__Exercise__. Look for the word "icon" in the entries below, then copy every line that has it.

__Data entries__.
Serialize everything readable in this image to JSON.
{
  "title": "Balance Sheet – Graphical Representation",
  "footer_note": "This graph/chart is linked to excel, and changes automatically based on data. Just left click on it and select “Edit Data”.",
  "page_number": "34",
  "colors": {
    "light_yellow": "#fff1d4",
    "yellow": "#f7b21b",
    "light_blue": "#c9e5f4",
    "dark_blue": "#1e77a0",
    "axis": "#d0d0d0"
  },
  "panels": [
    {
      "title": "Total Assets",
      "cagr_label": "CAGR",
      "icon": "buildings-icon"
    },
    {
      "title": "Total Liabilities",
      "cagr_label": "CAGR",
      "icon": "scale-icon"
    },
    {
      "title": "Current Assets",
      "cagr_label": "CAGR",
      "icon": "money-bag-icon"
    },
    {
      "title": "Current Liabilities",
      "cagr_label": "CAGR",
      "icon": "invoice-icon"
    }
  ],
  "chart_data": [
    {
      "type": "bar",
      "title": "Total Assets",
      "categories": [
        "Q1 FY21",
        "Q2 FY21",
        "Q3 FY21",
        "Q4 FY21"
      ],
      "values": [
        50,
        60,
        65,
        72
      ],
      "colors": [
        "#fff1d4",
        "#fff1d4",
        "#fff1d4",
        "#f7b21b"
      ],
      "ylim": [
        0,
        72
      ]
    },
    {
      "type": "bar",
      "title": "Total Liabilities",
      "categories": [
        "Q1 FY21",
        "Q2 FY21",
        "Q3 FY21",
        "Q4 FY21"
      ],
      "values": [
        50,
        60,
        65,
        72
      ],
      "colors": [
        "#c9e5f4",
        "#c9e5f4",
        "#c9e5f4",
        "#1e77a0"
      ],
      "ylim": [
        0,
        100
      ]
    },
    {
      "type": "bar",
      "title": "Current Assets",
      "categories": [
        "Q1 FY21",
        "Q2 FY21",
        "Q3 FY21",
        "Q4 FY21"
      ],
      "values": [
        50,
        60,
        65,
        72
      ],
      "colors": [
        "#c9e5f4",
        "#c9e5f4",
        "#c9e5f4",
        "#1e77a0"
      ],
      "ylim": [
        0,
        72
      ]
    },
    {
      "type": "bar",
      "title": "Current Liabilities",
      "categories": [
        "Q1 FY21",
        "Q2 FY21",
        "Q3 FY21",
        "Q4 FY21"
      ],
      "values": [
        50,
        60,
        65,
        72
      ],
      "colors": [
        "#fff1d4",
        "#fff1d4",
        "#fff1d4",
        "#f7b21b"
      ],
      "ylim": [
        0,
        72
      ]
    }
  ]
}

__Exercise answer__.
      "icon": "buildings-icon"
      "icon": "scale-icon"
      "icon": "money-bag-icon"
      "icon": "invoice-icon"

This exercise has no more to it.